- _Set problem_
Seek out every line containing the word "Frequency", and copy each.

☆ ☆ ☆ ☆

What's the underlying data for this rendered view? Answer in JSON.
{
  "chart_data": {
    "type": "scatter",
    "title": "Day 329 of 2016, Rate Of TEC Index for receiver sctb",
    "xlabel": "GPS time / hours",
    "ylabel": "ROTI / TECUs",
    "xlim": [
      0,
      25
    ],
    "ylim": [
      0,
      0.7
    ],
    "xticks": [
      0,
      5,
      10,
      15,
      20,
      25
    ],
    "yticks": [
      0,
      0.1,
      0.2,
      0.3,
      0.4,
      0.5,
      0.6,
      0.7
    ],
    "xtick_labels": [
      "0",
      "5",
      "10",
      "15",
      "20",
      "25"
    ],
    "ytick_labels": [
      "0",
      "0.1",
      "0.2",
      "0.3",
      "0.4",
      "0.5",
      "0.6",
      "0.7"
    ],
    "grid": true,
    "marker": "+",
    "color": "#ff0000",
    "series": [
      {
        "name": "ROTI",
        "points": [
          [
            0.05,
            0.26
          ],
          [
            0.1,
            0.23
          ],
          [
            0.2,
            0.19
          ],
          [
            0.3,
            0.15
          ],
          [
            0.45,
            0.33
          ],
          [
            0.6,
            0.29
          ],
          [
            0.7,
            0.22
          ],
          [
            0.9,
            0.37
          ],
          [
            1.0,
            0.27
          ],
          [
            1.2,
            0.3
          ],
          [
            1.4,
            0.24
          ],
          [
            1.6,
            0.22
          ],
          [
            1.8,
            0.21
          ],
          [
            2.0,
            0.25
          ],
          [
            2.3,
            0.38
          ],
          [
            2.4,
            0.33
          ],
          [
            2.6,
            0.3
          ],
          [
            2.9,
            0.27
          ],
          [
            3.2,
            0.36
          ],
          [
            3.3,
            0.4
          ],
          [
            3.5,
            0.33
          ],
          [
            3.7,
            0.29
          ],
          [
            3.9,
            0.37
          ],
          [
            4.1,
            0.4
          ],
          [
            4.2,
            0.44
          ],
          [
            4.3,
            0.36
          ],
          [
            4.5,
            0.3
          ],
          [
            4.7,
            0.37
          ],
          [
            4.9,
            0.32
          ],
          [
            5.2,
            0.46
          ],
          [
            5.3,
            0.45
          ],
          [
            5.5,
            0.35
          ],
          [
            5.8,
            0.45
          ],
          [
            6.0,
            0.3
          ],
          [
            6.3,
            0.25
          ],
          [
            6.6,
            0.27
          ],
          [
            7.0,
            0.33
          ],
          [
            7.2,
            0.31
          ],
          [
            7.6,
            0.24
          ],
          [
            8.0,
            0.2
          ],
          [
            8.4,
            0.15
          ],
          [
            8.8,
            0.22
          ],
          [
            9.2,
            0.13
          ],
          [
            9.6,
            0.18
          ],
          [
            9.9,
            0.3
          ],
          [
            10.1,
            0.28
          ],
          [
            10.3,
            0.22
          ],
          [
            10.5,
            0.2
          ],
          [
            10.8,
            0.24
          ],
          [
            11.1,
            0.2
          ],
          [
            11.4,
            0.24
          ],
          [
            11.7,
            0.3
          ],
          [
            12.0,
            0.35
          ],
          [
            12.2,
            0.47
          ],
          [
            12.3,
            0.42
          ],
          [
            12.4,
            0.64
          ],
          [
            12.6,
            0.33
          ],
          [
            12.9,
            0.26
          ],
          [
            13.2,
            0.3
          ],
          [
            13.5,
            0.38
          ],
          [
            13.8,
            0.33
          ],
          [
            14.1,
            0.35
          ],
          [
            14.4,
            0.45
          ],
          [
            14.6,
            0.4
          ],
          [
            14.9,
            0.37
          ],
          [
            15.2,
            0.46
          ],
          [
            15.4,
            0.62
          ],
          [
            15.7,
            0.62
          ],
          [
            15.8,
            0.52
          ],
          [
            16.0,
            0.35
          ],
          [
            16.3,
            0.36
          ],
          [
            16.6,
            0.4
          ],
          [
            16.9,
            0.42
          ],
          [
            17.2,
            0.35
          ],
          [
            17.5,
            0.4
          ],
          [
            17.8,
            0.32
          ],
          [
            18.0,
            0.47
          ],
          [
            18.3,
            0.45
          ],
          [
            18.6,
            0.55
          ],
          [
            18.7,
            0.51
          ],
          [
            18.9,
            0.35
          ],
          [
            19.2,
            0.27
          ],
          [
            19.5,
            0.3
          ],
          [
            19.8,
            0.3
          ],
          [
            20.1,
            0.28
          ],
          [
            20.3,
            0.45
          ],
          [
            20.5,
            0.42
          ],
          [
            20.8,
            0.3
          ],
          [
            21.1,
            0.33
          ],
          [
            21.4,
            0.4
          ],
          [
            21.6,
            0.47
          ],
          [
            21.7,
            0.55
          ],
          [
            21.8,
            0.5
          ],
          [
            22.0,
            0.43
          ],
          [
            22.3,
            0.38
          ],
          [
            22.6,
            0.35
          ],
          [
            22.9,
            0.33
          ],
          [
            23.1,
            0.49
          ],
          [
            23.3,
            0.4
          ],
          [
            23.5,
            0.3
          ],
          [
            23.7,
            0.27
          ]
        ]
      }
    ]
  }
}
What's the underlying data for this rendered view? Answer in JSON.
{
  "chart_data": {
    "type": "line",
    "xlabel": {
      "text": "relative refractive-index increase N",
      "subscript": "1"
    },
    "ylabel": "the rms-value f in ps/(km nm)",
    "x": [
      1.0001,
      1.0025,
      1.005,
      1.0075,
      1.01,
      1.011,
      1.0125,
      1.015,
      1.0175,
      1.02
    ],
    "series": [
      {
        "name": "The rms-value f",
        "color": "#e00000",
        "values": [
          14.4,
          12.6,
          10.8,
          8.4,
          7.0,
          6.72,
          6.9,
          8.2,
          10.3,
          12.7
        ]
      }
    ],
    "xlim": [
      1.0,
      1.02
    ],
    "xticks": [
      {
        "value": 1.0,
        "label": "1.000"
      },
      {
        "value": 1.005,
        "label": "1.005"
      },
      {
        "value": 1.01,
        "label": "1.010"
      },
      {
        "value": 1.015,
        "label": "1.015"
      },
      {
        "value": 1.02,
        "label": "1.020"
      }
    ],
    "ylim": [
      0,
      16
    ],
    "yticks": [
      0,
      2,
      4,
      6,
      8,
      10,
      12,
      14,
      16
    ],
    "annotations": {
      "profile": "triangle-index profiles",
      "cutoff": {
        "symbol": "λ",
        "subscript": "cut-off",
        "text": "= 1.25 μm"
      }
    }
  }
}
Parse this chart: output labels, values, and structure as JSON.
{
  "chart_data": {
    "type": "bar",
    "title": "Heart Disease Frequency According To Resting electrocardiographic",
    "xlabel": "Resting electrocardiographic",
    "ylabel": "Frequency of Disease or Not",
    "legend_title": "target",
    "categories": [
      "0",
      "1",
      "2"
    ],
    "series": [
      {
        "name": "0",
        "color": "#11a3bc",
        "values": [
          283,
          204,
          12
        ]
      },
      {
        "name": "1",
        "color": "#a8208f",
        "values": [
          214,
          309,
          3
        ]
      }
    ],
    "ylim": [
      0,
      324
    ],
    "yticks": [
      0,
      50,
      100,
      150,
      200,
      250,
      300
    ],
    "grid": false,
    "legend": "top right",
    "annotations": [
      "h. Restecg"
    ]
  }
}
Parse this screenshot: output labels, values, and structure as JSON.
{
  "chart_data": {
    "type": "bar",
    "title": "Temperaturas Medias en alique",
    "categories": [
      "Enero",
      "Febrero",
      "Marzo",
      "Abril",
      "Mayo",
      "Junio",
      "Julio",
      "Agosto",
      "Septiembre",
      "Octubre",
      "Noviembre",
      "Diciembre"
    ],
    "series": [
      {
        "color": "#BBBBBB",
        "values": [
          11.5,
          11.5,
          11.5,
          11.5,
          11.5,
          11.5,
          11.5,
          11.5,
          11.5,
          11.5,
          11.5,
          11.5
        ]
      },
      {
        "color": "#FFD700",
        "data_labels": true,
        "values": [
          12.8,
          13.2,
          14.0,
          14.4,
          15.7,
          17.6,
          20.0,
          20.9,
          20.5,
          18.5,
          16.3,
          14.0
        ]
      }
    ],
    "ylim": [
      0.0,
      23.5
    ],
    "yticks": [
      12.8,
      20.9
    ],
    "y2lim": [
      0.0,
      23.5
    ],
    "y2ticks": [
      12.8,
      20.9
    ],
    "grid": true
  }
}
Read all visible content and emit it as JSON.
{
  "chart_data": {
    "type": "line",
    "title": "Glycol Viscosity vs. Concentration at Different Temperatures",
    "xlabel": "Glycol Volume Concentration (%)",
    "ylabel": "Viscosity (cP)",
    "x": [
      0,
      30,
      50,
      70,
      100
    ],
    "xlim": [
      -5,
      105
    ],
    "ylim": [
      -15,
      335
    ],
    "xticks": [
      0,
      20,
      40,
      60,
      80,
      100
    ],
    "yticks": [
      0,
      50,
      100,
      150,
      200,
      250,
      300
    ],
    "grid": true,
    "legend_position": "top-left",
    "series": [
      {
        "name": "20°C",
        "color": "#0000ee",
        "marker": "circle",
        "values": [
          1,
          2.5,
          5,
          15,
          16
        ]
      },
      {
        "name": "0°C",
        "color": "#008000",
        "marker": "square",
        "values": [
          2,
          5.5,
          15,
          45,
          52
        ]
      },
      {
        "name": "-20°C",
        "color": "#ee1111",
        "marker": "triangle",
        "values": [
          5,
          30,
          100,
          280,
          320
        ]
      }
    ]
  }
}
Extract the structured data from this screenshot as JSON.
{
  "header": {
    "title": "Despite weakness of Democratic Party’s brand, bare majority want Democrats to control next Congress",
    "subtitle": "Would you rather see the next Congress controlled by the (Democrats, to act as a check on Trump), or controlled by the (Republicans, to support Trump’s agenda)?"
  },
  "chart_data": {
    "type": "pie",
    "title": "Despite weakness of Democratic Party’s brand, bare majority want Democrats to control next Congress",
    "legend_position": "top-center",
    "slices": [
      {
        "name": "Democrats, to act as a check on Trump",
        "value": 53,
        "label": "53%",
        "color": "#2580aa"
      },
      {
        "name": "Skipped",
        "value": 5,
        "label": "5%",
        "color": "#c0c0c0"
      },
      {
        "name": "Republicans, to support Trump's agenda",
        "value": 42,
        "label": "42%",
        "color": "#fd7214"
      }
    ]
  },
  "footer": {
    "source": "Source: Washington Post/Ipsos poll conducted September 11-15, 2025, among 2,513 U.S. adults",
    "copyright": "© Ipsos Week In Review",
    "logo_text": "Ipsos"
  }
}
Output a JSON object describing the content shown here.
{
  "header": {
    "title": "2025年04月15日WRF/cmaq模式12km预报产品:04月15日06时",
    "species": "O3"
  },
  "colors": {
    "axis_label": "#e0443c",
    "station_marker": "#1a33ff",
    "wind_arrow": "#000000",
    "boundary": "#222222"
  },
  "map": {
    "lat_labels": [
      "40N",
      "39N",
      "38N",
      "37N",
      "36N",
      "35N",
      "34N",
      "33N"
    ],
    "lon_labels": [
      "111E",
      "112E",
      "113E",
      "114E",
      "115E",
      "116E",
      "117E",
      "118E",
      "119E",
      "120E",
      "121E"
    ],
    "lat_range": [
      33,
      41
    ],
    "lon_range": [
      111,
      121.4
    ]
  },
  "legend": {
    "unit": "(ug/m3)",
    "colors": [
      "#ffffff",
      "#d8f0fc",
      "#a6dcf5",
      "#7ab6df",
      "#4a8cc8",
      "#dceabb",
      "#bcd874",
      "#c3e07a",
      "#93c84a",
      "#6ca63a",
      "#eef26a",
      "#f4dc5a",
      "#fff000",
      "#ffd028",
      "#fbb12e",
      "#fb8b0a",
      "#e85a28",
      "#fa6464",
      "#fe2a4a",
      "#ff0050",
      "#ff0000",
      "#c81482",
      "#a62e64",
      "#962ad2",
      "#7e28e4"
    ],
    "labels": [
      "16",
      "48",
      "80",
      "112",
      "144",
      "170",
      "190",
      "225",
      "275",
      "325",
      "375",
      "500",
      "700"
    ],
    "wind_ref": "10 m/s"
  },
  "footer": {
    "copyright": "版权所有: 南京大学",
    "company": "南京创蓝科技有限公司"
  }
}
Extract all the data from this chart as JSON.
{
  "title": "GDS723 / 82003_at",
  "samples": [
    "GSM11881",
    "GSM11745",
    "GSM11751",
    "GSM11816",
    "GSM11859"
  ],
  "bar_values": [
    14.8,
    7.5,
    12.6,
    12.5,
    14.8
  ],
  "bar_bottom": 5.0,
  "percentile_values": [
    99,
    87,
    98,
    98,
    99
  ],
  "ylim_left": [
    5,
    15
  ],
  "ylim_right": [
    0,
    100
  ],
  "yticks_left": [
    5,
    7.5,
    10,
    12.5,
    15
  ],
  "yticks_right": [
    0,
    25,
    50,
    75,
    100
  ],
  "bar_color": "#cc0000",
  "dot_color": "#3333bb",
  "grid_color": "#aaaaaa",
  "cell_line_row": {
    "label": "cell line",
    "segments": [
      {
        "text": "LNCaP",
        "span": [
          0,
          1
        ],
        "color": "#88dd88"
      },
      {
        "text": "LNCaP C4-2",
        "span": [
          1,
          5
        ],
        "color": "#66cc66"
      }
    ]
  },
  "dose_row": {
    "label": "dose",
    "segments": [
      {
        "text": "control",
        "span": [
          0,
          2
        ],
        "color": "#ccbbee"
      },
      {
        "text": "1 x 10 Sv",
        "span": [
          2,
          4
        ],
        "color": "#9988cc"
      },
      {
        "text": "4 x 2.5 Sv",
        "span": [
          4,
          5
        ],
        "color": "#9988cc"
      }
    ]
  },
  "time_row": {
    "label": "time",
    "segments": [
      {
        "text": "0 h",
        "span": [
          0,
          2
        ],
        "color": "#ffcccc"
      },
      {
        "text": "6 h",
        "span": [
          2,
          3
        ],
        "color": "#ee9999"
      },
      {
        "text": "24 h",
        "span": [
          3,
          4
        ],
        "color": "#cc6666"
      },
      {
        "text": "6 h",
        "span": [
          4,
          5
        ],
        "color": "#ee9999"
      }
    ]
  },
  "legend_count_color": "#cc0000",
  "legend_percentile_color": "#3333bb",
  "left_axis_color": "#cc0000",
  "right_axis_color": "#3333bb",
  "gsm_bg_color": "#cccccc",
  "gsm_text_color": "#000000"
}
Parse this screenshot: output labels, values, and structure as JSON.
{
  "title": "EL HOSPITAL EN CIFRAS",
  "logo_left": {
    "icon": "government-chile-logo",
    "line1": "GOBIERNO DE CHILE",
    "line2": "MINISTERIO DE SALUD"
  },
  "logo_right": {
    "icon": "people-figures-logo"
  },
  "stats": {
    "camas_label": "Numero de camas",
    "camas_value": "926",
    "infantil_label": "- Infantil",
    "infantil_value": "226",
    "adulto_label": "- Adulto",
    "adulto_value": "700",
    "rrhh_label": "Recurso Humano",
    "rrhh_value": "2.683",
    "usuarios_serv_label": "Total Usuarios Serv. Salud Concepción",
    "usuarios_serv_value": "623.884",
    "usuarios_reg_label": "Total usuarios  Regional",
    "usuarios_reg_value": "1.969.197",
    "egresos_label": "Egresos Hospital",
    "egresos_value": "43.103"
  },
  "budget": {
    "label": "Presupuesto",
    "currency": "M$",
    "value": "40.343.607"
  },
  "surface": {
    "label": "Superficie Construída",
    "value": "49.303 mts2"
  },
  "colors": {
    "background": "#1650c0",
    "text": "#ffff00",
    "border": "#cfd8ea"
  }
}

☆ ☆ ☆ ☆

- _Problem solution_
    "title": "Heart Disease Frequency According To Resting electrocardiographic",
    "ylabel": "Frequency of Disease or Not",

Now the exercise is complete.